C706S021000, C702S189000

Reexamination Certificate

active

06731990

ABSTRACT:

BACKGROUND OF THE INVENTION
1. Field of the Invention
This invention relates to a computer system and method for predicting a future value of a series of data and in particular, but in no way limited to, a computer system and method for predicting a future value of a series of communications data or product data.
2. Description of the Prior Art
Predicting future values of a series of data is a difficult problem that is faced by managers and operators of processes and systems such as communications networks or manufacturing processes. For example, a communications network has a limited capacity and traffic levels within that network need to be managed effectively to make good use of the available resources whilst minimising congestion. However, previously, methods of predicting future values of data series such as communications data or product data have not been accurate enough to be used effectively. Another problem is that such methods of predicting are often computationally expensive and time consuming such that predicted values are not available far enough in advance to be useful.
Network and service providers typically enter into contracts with customers in which specified quality of service levels and other metrics are defined. Penalty payments are incurred in the event that these agreed service levels and metrics are not met and this is another reason why predicting future values of data series, such as communications data is important. By using such predicted values better management of communications network resources could be made such that contractual agreements are met.
Previously the approach of statistical process control (SPC) has been used to analyse data series. Data samples were obtained, such as traffic levels in a communications network at a particular time and data from these samples would then be used to make inferences about the whole population of traffic level data over time for the communications network. Typically, statistics such as the mean and standard deviation or range were calculated for the sample data for each parameter, and these statistics compared for different samples. For example, if the mean was observed to move outside a certain threshold range an “out of control” flag would be triggered to alert the network operators to a problem in the communications network. If trends were observed in the data, for example, an increase in the mean, the operator could be alerted to this fact and then an investigation carried out.
Several problems with these statistical approaches are known. For example, an inference is made that the data sets fit a standard type of distribution, such as a normal or Poisson distribution. However, this is rarely the case for communications network data in which many outlying values are typically observed and which are often bimodal or show other irregular distributions. Also, data may be obtained from a small sample of the actual data series and used to make inferences about the whole population of data. This means that the statistics calculated are often not an accurate reflection of the process being analysed.
Another problem is that data that is available is often not suitable for statistical analysis. This is because the data sets are often small, incomplete, discontinuous and because they contain outlying values. However, this type of data is typically all that is available for communications network management, process control or other purposes.
The problems mentioned above also apply to process control and to data series of product data. Another problem in process control is being able to deal with the fact that the inputs to the process vary. For example, if components are supplied to a manufacturer for assembly into a final product, those components may vary from batch to batch and from supplier to supplier. However, it is very difficult to analyse how the components vary and this is time consuming and expensive. Also, it is difficult to determine what effect variations in the components may have on the manufacturing process that is being controlled. These problems increase for more complex products that involve many components, such as circuit boards. For this reason, many manufacturers aim to limit variability by attempting to strictly control all the initial build conditions which includes the supply base. This is often not possible if it is necessary to vary the supplier for other reasons, for example to attain a good price or to achieve continuity of supply. Many manufacturers of electronic systems rely heavily upon their suppliers to ensure that materials and components used in the fabrication of products are compliant to specification. Often, electronic components are not examined before they enter factories. Investment programmes for test equipment at the component level have shown that it is not practical to distinguish between batches of components and also that the instances of non-compliant components are negligible. For these reasons many manufacturing companies have wound down their incoming component inspection processes. Instances do occur where manufactured products exhibit changes in performance that are attributed to changes in the components but no effective way of dealing with this problem has been found.

# Source records:
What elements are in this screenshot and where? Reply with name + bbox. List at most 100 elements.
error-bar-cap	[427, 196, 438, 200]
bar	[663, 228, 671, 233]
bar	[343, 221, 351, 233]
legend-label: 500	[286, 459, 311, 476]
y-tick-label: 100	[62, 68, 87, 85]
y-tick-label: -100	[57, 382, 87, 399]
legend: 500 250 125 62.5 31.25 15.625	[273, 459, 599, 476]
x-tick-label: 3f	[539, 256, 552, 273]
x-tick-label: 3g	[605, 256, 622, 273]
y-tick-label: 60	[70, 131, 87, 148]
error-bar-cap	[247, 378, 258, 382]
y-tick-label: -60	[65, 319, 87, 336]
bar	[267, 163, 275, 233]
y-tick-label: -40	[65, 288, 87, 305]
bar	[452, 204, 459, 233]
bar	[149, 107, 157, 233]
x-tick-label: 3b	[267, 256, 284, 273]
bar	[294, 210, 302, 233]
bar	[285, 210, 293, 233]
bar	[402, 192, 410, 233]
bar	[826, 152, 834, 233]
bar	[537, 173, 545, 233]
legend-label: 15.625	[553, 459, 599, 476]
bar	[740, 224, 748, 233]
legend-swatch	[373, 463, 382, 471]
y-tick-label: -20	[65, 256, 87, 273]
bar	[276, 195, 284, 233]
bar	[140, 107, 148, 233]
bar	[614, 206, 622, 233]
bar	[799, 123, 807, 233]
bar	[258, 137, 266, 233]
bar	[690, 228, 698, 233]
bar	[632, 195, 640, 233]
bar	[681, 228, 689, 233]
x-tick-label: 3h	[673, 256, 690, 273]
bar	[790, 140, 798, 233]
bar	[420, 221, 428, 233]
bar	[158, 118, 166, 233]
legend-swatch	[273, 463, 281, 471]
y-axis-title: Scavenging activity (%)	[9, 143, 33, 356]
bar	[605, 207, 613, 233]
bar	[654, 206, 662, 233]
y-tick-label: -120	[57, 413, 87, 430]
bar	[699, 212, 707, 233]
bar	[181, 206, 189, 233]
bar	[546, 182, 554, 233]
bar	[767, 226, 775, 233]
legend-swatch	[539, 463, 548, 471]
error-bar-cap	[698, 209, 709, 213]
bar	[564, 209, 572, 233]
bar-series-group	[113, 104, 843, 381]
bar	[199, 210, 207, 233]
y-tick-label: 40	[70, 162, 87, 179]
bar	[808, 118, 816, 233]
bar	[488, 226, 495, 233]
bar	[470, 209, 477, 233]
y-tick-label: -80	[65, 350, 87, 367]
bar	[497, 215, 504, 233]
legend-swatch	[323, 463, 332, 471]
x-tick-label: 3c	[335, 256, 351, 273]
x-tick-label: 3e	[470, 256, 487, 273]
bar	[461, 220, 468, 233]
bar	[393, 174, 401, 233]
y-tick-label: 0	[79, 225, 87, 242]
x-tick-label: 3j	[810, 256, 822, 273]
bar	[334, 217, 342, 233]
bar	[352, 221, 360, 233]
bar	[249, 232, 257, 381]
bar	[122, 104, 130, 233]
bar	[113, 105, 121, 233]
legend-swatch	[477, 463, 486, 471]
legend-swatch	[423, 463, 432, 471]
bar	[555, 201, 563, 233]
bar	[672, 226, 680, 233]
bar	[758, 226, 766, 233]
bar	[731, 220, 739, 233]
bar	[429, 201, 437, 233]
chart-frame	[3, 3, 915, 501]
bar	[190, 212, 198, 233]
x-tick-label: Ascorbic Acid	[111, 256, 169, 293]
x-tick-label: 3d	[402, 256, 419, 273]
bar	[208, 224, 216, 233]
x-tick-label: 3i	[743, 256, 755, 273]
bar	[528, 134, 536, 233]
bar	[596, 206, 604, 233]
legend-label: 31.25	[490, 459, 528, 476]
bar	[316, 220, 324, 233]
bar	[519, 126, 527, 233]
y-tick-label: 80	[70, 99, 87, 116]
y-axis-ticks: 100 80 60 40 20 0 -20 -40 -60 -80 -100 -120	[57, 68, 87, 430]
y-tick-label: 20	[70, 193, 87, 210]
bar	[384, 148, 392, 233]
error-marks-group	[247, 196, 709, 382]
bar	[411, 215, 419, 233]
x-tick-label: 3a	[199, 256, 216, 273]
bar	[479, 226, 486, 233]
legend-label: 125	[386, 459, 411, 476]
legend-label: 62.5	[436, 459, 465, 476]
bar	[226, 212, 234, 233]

# Exercise goal:
According to the patent background, what are incurred when agreed service levels and metrics are not met?

# Answer for this exercise:
Penalty payments.